Locate the word "motivation" in the entries below, then gather every line that holds it.

====

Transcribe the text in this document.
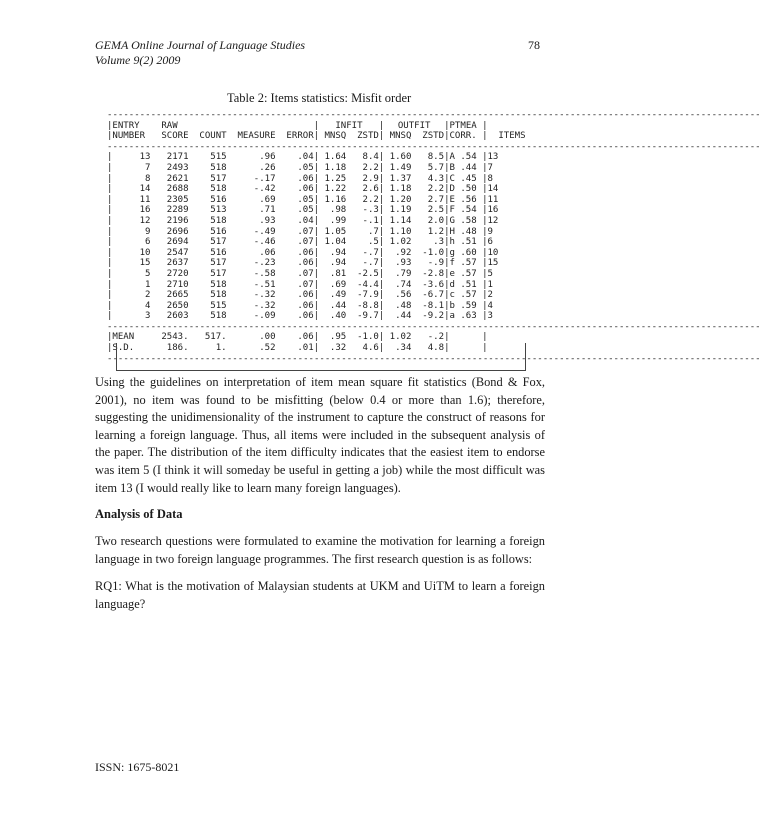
GEMA Online Journal of Language Studies
Volume 9(2) 2009
78
Table 2: Items statistics: Misfit order
------------------------------------------------------------------------------------------------------------------------
|ENTRY RAW	| INFIT | OUTFIT |PTMEA |
|NUMBER SCORE COUNT MEASURE ERROR| MNSQ ZSTD| MNSQ ZSTD|CORR. | ITEMS
------------------------------------------------------------------------------------------------------------------------
|	13 2171 515	.96 .04| 1.64 8.4| 1.60 8.5|A .54 |13
|	7 2493 518	.26 .05| 1.18 2.2| 1.49 5.7|B .44 |7
|	8 2621 517	-.17 .06| 1.25 2.9| 1.37 4.3|C .45 |8
|	14 2688 518	-.42 .06| 1.22 2.6| 1.18 2.2|D .50 |14
|	11 2305 516	.69 .05| 1.16 2.2| 1.20 2.7|E .56 |11
|	16 2289 513	.71 .05| .98 -.3| 1.19 2.5|F .54 |16
|	12 2196 518	.93 .04| .99 -.1| 1.14 2.0|G .58 |12
|	9 2696 516	-.49 .07| 1.05 .7| 1.10 1.2|H .48 |9
|	6 2694 517	-.46 .07| 1.04 .5| 1.02 .3|h .51 |6
|	10 2547 516	.06 .06| .94 -.7| .92 -1.0|g .60 |10
|	15 2637 517	-.23 .06| .94 -.7| .93 -.9|f .57 |15
|	5 2720 517	-.58 .07| .81 -2.5| .79 -2.8|e .57 |5
|	1 2710 518	-.51 .07| .69 -4.4| .74 -3.6|d .51 |1
|	2 2665 518	-.32 .06| .49 -7.9| .56 -6.7|c .57 |2
|	4 2650 515	-.32 .06| .44 -8.8| .48 -8.1|b .59 |4
|	3 2603 518	-.09 .06| .40 -9.7| .44 -9.2|a .63 |3
------------------------------------------------------------------------------------------------------------------------
|MEAN	2543. 517.	.00 .06| .95 -1.0| 1.02 -.2|	|
|S.D.	186.	1.	.52 .01| .32 4.6| .34 4.8|	|
------------------------------------------------------------------------------------------------------------------------
Using the guidelines on interpretation of item mean square fit statistics (Bond & Fox, 2001), no item was found to be misfitting (below 0.4 or more than 1.6); therefore, suggesting the unidimensionality of the instrument to capture the construct of reasons for learning a foreign language. Thus, all items were included in the subsequent analysis of the paper. The distribution of the item difficulty indicates that the easiest item to endorse was item 5 (I think it will someday be useful in getting a job) while the most difficult was item 13 (I would really like to learn many foreign languages).
Analysis of Data
Two research questions were formulated to examine the motivation for learning a foreign language in two foreign language programmes. The first research question is as follows:
RQ1: What is the motivation of Malaysian students at UKM and UiTM to learn a foreign language?
ISSN: 1675-8021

====

THE REPLY:
Two research questions were formulated to examine the motivation for learning a foreign language in two foreign language programmes. The first research question is as follows:
RQ1: What is the motivation of Malaysian students at UKM and UiTM to learn a foreign language?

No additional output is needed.